REQUIREMENT A: Convert the entries into a JSON list of strings, one string per line with blank lines dropped, beginning at the first line of the entries and continuing through the line containing "volume-bar (478, 434, 483, 462)".

+++ PASSAGE TO READ

[PATCH, take 2] Linear-time/space rename logic (exact renames only)

Linus Torvalds <torvalds@xxxxxxxxxxxxxxxxxxxx> · Mon, 22 Oct 2007 10:29:16 -0700 (PDT)

Ok, as some people notices, there were a few bugs in the previous patch. I 
didn't free the hashes correctly (stupid) and the Makefile had "hash.o" 
instead of "hash.h".

But more importantly, my "testing" had been totally broken, because I had 
forgotten to actually move the rename limiting code to after the exact 
rename phase, so when I tested the 100,000 file rename, almost none of the 
new code triggered, so my performance testing was totally bogus.

When fixing that, I noticed that while my new exact rename detection was 
essentially instantaneous, there were some O(n*m) effects in the generic 
diff code from the extremely stupid way we handled the "was it a copy or a 
rename" issue.

To fix that, I just made the "was the path used by a rename" be a counter 
instead of a single "it was used"

With that in place, I could actually time the rename detection of 100,000 
files in my big-rename test repository. This is what it looks like when 
you rename a hundred thousand files:

	[torvalds@woody big-rename]$ time ~/git/git show -C | wc -l
	400006

	real    0m2.675s
	user    0m2.148s
	sys     0m0.540s

(each renamed file is 4 lines: they looks like

	diff --git a/really-big-dir/file-1-1-1-1-1 b/moved-big-dir/file-1-1-1-1-1
	similarity index 100%
	rename from really-big-dir/file-1-1-1-1-1
	rename to moved-big-dir/file-1-1-1-1-1

and the extra six lines is from a one-liner commit message and all the 
commit information and spacing).

So two seconds to do that exact rename detection.

Now, I can't really compare it to the "before" stage, because that is just 
so horrible. The rename detection limit triggers, so you never even get 
any renames, but if I were to move the limit check later (like I do in 
this patch) without my other fixes, it would take hours. Trying to do ten 
billion (100k x 100k) SHA1 and pathname compares simply isn't going to 
work.

++++++
+++ RECORDS PROVIDED

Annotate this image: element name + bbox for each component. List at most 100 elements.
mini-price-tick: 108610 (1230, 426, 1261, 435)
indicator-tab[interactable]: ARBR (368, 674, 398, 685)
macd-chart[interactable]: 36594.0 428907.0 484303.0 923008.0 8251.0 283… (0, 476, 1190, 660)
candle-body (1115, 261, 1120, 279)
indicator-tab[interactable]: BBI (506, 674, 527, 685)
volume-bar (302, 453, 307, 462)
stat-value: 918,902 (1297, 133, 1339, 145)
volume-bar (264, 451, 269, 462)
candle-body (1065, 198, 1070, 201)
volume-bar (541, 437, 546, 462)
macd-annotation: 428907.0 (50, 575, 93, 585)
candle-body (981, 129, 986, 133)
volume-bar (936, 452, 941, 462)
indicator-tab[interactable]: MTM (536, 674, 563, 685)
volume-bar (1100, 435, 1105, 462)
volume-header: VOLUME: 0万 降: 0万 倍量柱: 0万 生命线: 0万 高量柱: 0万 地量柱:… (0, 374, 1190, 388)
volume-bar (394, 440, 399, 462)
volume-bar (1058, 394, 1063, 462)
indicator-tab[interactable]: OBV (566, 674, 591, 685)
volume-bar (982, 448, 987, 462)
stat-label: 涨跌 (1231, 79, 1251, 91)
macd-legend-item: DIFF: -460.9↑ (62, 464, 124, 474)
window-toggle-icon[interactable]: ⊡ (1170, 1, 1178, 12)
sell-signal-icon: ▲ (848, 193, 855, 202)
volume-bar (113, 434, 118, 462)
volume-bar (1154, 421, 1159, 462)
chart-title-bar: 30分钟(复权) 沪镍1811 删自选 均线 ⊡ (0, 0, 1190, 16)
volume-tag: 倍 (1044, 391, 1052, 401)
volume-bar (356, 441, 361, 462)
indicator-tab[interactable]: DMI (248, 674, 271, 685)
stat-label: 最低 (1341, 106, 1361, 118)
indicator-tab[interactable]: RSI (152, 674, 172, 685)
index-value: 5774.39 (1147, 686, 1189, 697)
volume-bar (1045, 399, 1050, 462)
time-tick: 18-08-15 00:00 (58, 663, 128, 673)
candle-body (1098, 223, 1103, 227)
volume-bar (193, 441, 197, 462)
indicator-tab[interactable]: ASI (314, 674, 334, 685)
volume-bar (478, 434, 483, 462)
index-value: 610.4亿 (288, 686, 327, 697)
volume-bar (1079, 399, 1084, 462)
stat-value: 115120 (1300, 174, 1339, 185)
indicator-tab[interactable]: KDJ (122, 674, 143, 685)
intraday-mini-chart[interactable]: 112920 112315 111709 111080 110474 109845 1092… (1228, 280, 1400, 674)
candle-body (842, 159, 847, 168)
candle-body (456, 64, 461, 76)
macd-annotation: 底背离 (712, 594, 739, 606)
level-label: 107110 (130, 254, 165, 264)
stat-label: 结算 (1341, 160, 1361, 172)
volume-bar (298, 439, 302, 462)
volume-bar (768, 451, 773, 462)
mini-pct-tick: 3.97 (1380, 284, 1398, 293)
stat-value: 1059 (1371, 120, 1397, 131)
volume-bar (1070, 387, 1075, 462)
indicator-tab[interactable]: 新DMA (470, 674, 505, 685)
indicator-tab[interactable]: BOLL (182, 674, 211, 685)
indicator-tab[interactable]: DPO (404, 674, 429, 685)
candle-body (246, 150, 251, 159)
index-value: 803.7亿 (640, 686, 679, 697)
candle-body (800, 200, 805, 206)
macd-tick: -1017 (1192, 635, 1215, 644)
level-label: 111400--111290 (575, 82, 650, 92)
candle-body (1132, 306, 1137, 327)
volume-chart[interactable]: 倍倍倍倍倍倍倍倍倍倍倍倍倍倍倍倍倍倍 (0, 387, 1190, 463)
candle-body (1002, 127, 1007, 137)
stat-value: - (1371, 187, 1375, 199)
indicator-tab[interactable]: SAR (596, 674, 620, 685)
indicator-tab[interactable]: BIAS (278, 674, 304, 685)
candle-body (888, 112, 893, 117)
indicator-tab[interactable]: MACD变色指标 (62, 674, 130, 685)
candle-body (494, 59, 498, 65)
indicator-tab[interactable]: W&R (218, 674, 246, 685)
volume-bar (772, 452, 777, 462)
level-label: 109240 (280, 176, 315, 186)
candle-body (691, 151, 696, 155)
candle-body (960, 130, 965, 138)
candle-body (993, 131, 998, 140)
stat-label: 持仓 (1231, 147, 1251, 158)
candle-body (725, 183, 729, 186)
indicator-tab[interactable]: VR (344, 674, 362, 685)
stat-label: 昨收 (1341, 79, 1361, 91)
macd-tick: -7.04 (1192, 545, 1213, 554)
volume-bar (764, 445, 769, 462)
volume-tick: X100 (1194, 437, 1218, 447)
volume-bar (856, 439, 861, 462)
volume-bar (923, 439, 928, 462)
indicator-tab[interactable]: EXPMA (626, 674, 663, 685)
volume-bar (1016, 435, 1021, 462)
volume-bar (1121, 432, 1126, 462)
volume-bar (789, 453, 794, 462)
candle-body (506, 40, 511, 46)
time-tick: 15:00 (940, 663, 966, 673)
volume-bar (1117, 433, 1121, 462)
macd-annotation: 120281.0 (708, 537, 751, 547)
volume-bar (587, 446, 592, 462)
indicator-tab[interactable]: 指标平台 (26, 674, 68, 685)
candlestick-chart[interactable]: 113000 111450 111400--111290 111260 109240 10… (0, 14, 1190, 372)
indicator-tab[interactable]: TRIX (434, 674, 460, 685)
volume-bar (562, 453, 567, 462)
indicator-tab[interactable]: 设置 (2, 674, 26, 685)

++++++

REQUIREMENT B: Output the passage of the rename patch message that begins with "diff --git a/really-big-dir/file-1-1-1-1-1" and continues through "information and spacing).", reproducing it verbatim.

FULL RESPONSE A:
[
  "Annotate this image: element name + bbox for each component. List at most 100 elements.",
  "mini-price-tick: 108610 (1230, 426, 1261, 435)",
  "indicator-tab[interactable]: ARBR (368, 674, 398, 685)",
  "macd-chart[interactable]: 36594.0 428907.0 484303.0 923008.0 8251.0 283… (0, 476, 1190, 660)",
  "candle-body (1115, 261, 1120, 279)",
  "indicator-tab[interactable]: BBI (506, 674, 527, 685)",
  "volume-bar (302, 453, 307, 462)",
  "stat-value: 918,902 (1297, 133, 1339, 145)",
  "volume-bar (264, 451, 269, 462)",
  "candle-body (1065, 198, 1070, 201)",
  "volume-bar (541, 437, 546, 462)",
  "macd-annotation: 428907.0 (50, 575, 93, 585)",
  "candle-body (981, 129, 986, 133)",
  "volume-bar (936, 452, 941, 462)",
  "indicator-tab[interactable]: MTM (536, 674, 563, 685)",
  "volume-bar (1100, 435, 1105, 462)",
  "volume-header: VOLUME: 0万 降: 0万 倍量柱: 0万 生命线: 0万 高量柱: 0万 地量柱:… (0, 374, 1190, 388)",
  "volume-bar (394, 440, 399, 462)",
  "volume-bar (1058, 394, 1063, 462)",
  "indicator-tab[interactable]: OBV (566, 674, 591, 685)",
  "volume-bar (982, 448, 987, 462)",
  "stat-label: 涨跌 (1231, 79, 1251, 91)",
  "macd-legend-item: DIFF: -460.9↑ (62, 464, 124, 474)",
  "window-toggle-icon[interactable]: ⊡ (1170, 1, 1178, 12)",
  "sell-signal-icon: ▲ (848, 193, 855, 202)",
  "volume-bar (113, 434, 118, 462)",
  "volume-bar (1154, 421, 1159, 462)",
  "chart-title-bar: 30分钟(复权) 沪镍1811 删自选 均线 ⊡ (0, 0, 1190, 16)",
  "volume-tag: 倍 (1044, 391, 1052, 401)",
  "volume-bar (356, 441, 361, 462)",
  "indicator-tab[interactable]: DMI (248, 674, 271, 685)",
  "stat-label: 最低 (1341, 106, 1361, 118)",
  "indicator-tab[interactable]: RSI (152, 674, 172, 685)",
  "index-value: 5774.39 (1147, 686, 1189, 697)",
  "volume-bar (1045, 399, 1050, 462)",
  "time-tick: 18-08-15 00:00 (58, 663, 128, 673)",
  "candle-body (1098, 223, 1103, 227)",
  "volume-bar (193, 441, 197, 462)",
  "indicator-tab[interactable]: ASI (314, 674, 334, 685)",
  "volume-bar (478, 434, 483, 462)"
]

FULL RESPONSE B:
diff --git a/really-big-dir/file-1-1-1-1-1 b/moved-big-dir/file-1-1-1-1-1
	similarity index 100%
	rename from really-big-dir/file-1-1-1-1-1
	rename to moved-big-dir/file-1-1-1-1-1

and the extra six lines is from a one-liner commit message and all the 
commit information and spacing).